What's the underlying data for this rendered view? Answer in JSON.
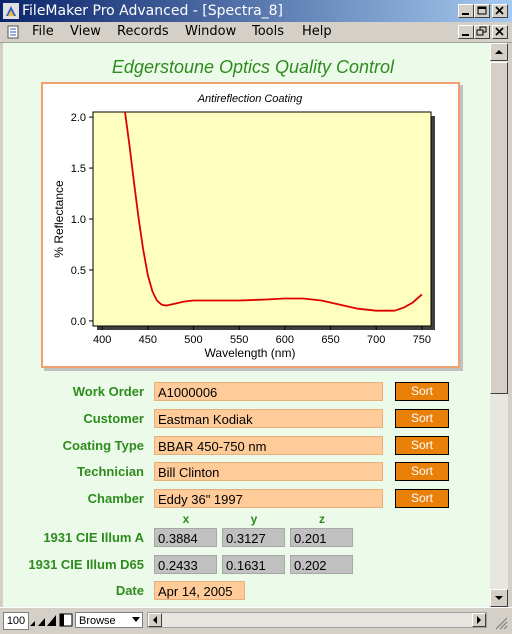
{
  "window": {
    "title": "FileMaker Pro Advanced - [Spectra_8]"
  },
  "menu": [
    "File",
    "View",
    "Records",
    "Window",
    "Tools",
    "Help"
  ],
  "heading": "Edgerstoune Optics Quality Control",
  "chart_data": {
    "type": "line",
    "title": "Antireflection Coating",
    "xlabel": "Wavelength (nm)",
    "ylabel": "% Reflectance",
    "xlim": [
      390,
      760
    ],
    "ylim": [
      -0.05,
      2.05
    ],
    "xticks": [
      "400",
      "450",
      "500",
      "550",
      "600",
      "650",
      "700",
      "750"
    ],
    "yticks": [
      "0.0",
      "0.5",
      "1.0",
      "1.5",
      "2.0"
    ],
    "grid": false,
    "series": [
      {
        "x": [
          425,
          430,
          435,
          440,
          445,
          450,
          455,
          460,
          465,
          470,
          475,
          480,
          490,
          500,
          520,
          550,
          580,
          600,
          620,
          640,
          660,
          680,
          700,
          720,
          730,
          740,
          750
        ],
        "y": [
          2.05,
          1.72,
          1.35,
          1.0,
          0.7,
          0.45,
          0.29,
          0.2,
          0.16,
          0.15,
          0.16,
          0.17,
          0.19,
          0.2,
          0.2,
          0.2,
          0.21,
          0.22,
          0.22,
          0.2,
          0.16,
          0.12,
          0.1,
          0.1,
          0.13,
          0.18,
          0.26
        ],
        "color": "#e00000"
      }
    ]
  },
  "fields": [
    {
      "label": "Work Order",
      "value": "A1000006",
      "sort": "Sort"
    },
    {
      "label": "Customer",
      "value": "Eastman Kodiak",
      "sort": "Sort"
    },
    {
      "label": "Coating Type",
      "value": "BBAR 450-750 nm",
      "sort": "Sort"
    },
    {
      "label": "Technician",
      "value": "Bill Clinton",
      "sort": "Sort"
    },
    {
      "label": "Chamber",
      "value": "Eddy 36\" 1997",
      "sort": "Sort"
    }
  ],
  "cie": {
    "headers": [
      "x",
      "y",
      "z"
    ],
    "rows": [
      {
        "label": "1931 CIE Illum A",
        "values": [
          "0.3884",
          "0.3127",
          "0.201"
        ]
      },
      {
        "label": "1931 CIE Illum D65",
        "values": [
          "0.2433",
          "0.1631",
          "0.202"
        ]
      }
    ]
  },
  "date": {
    "label": "Date",
    "value": "Apr 14, 2005"
  },
  "status": {
    "zoom": "100",
    "mode": "Browse"
  }
}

━━━━━━━━

Copy the data exactly. Any picture it contains is to be omitted.

• TASK ANSWER
What's the underlying data for this rendered view? Answer in JSON.
{
  "window": {
    "title": "FileMaker Pro Advanced - [Spectra_8]"
  },
  "menu": [
    "File",
    "View",
    "Records",
    "Window",
    "Tools",
    "Help"
  ],
  "heading": "Edgerstoune Optics Quality Control",
  "chart_data": {
    "type": "line",
    "title": "Antireflection Coating",
    "xlabel": "Wavelength (nm)",
    "ylabel": "% Reflectance",
    "xlim": [
      390,
      760
    ],
    "ylim": [
      -0.05,
      2.05
    ],
    "xticks": [
      "400",
      "450",
      "500",
      "550",
      "600",
      "650",
      "700",
      "750"
    ],
    "yticks": [
      "0.0",
      "0.5",
      "1.0",
      "1.5",
      "2.0"
    ],
    "grid": false,
    "series": [
      {
        "x": [
          425,
          430,
          435,
          440,
          445,
          450,
          455,
          460,
          465,
          470,
          475,
          480,
          490,
          500,
          520,
          550,
          580,
          600,
          620,
          640,
          660,
          680,
          700,
          720,
          730,
          740,
          750
        ],
        "y": [
          2.05,
          1.72,
          1.35,
          1.0,
          0.7,
          0.45,
          0.29,
          0.2,
          0.16,
          0.15,
          0.16,
          0.17,
          0.19,
          0.2,
          0.2,
          0.2,
          0.21,
          0.22,
          0.22,
          0.2,
          0.16,
          0.12,
          0.1,
          0.1,
          0.13,
          0.18,
          0.26
        ],
        "color": "#e00000"
      }
    ]
  },
  "fields": [
    {
      "label": "Work Order",
      "value": "A1000006",
      "sort": "Sort"
    },
    {
      "label": "Customer",
      "value": "Eastman Kodiak",
      "sort": "Sort"
    },
    {
      "label": "Coating Type",
      "value": "BBAR 450-750 nm",
      "sort": "Sort"
    },
    {
      "label": "Technician",
      "value": "Bill Clinton",
      "sort": "Sort"
    },
    {
      "label": "Chamber",
      "value": "Eddy 36\" 1997",
      "sort": "Sort"
    }
  ],
  "cie": {
    "headers": [
      "x",
      "y",
      "z"
    ],
    "rows": [
      {
        "label": "1931 CIE Illum A",
        "values": [
          "0.3884",
          "0.3127",
          "0.201"
        ]
      },
      {
        "label": "1931 CIE Illum D65",
        "values": [
          "0.2433",
          "0.1631",
          "0.202"
        ]
      }
    ]
  },
  "date": {
    "label": "Date",
    "value": "Apr 14, 2005"
  },
  "status": {
    "zoom": "100",
    "mode": "Browse"
  }
}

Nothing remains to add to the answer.